## What this task involves
Every entry below should be printed exactly, without its images.

## Entries
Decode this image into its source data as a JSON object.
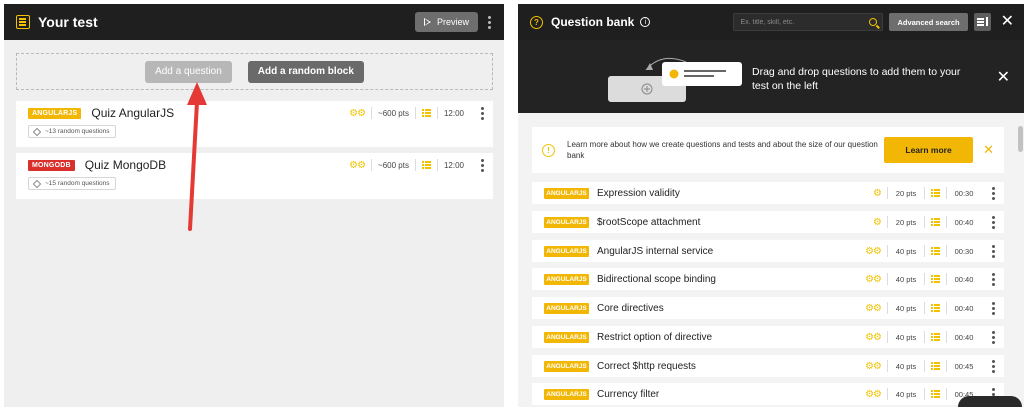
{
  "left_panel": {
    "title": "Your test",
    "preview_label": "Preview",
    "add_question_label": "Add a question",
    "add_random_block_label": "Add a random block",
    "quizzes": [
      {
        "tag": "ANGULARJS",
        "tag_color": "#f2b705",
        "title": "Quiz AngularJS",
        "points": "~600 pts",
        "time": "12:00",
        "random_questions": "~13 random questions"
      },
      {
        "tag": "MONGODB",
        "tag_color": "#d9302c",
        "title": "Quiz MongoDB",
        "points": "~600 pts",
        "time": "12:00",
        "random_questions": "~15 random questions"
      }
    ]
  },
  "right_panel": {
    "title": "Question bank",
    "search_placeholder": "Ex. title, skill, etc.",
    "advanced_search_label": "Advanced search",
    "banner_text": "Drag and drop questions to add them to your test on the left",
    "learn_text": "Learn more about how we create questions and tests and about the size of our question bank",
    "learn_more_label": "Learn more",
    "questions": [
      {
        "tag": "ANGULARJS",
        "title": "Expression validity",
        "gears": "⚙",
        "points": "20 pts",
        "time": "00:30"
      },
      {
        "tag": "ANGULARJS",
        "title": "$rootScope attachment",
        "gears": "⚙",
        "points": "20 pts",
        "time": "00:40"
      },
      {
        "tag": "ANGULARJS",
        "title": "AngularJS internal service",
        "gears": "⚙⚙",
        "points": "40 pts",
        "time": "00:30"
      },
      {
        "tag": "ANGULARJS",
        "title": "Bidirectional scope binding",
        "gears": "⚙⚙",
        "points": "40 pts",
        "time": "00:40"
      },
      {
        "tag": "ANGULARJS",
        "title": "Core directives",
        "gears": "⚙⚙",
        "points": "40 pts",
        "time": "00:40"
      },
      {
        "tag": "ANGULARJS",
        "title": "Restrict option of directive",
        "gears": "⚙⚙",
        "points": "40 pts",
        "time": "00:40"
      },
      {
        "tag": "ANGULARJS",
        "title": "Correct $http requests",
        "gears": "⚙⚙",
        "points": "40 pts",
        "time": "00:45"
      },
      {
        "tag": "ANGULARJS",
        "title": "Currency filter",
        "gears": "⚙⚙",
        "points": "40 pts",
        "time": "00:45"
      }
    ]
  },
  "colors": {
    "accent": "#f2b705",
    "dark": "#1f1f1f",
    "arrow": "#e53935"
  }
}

## The output
Decode this image into its source data as a JSON object.
{
  "left_panel": {
    "title": "Your test",
    "preview_label": "Preview",
    "add_question_label": "Add a question",
    "add_random_block_label": "Add a random block",
    "quizzes": [
      {
        "tag": "ANGULARJS",
        "tag_color": "#f2b705",
        "title": "Quiz AngularJS",
        "points": "~600 pts",
        "time": "12:00",
        "random_questions": "~13 random questions"
      },
      {
        "tag": "MONGODB",
        "tag_color": "#d9302c",
        "title": "Quiz MongoDB",
        "points": "~600 pts",
        "time": "12:00",
        "random_questions": "~15 random questions"
      }
    ]
  },
  "right_panel": {
    "title": "Question bank",
    "search_placeholder": "Ex. title, skill, etc.",
    "advanced_search_label": "Advanced search",
    "banner_text": "Drag and drop questions to add them to your test on the left",
    "learn_text": "Learn more about how we create questions and tests and about the size of our question bank",
    "learn_more_label": "Learn more",
    "questions": [
      {
        "tag": "ANGULARJS",
        "title": "Expression validity",
        "gears": "⚙",
        "points": "20 pts",
        "time": "00:30"
      },
      {
        "tag": "ANGULARJS",
        "title": "$rootScope attachment",
        "gears": "⚙",
        "points": "20 pts",
        "time": "00:40"
      },
      {
        "tag": "ANGULARJS",
        "title": "AngularJS internal service",
        "gears": "⚙⚙",
        "points": "40 pts",
        "time": "00:30"
      },
      {
        "tag": "ANGULARJS",
        "title": "Bidirectional scope binding",
        "gears": "⚙⚙",
        "points": "40 pts",
        "time": "00:40"
      },
      {
        "tag": "ANGULARJS",
        "title": "Core directives",
        "gears": "⚙⚙",
        "points": "40 pts",
        "time": "00:40"
      },
      {
        "tag": "ANGULARJS",
        "title": "Restrict option of directive",
        "gears": "⚙⚙",
        "points": "40 pts",
        "time": "00:40"
      },
      {
        "tag": "ANGULARJS",
        "title": "Correct $http requests",
        "gears": "⚙⚙",
        "points": "40 pts",
        "time": "00:45"
      },
      {
        "tag": "ANGULARJS",
        "title": "Currency filter",
        "gears": "⚙⚙",
        "points": "40 pts",
        "time": "00:45"
      }
    ]
  },
  "colors": {
    "accent": "#f2b705",
    "dark": "#1f1f1f",
    "arrow": "#e53935"
  }
}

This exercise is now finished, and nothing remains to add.